* Source passage:
— start —
How a startup fits into BNY Mellon’s blockchain strategy

Bank of New York Mellon’s recent partnership with a firm that plans to establish a bitcoin futures exchange raised an immediate question among observers of the $34.5 trillion custody bank: Was it signaling an intent to become a digital-assets custodian?

BNY Mellon has committed to keep assets for only that one firm, Bakkt; it is the first company the bank has supported on the public blockchain.

But Subhankar Sinha, who joined BNY Mellon in May as its new head of blockchain, acknowledged that he is exploring what digital asset custody could look like for the world’s largest custodian.

The bank has not shied away from experimenting with blockchain in other ways. It is interested in how the technology could improve efficiency, reduce cost and eliminate errors.

In 2016, the bank backed up all of its brokerage transactions with a blockchain called BDS 360. It also belongs to a variety of blockchain-related bank consortia, including Enterprise Ethereum and R3.
— end —
* Instructions:
A. Retype the BNY Mellon blockchain article, beginning at the words "Bank of New" and stopping after "world’s largest custodian.".
B. According to the BNY Mellon blockchain article, what position did Subhankar Sinha take when he joined the bank in May?
C. Carry on the article about BNY Mellon's blockchain strategy from its final sentence.
The material after this point comes from a separate source.

* Data section:
— start —
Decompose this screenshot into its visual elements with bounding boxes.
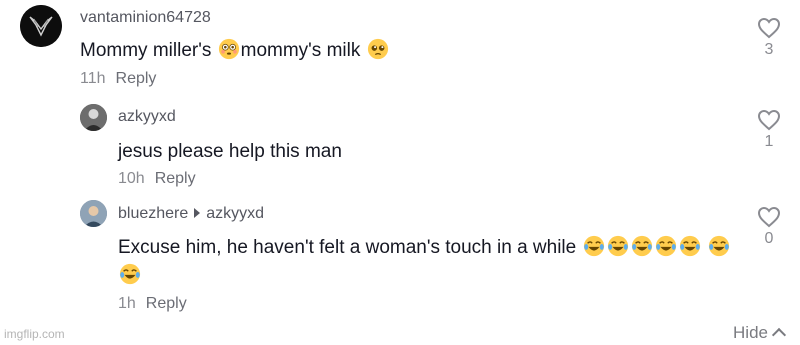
— end —
* Answers provided:
A.
Bank of New York Mellon’s recent partnership with a firm that plans to establish a bitcoin futures exchange raised an immediate question among observers of the $34.5 trillion custody bank: Was it signaling an intent to become a digital-assets custodian?

BNY Mellon has committed to keep assets for only that one firm, Bakkt; it is the first company the bank has supported on the public blockchain.

But Subhankar Sinha, who joined BNY Mellon in May as its new head of blockchain, acknowledged that he is exploring what digital asset custody could look like for the world’s largest custodian.

B. He became BNY Mellon's new head of blockchain.

C.
"Trust is not binary, it's a continuum," Sinha said. "Let's say the amount of trust for banks in the marketplace is 90% and maybe if we use a centrally managed, immutable, verifiable ledger and that trust level increases to 95%, that is significant."

Sinha spoke with American Banker about what it took to persuade his senior leadership to partner with Bakkt and what other kinds of blockchain startups the bank would be interested in supporting.

The following conversation has been edited for length and clarity.

What’s your top priority right now as head of blockchain at BNY Mellon?

SUBHANKAR SINHA: We’re the largest global custodian. So one of the areas that I’m focused on is what is the future of different kinds of assets, and how fast that will be digitized, and what role we might play in custodying these assets. Does that mean we have to create new capabilities for digital asset custody? If so, what would that look like?

Was there anything extra that had to be done to do safekeeping for Bakkt?

There was increased due diligence.

Safekeeping is essentially providing a vault for assets, which is a service we already provide in the financial markets. This opportunity fits in the overall architecture and process framework for what we have already been providing in analog capital markets.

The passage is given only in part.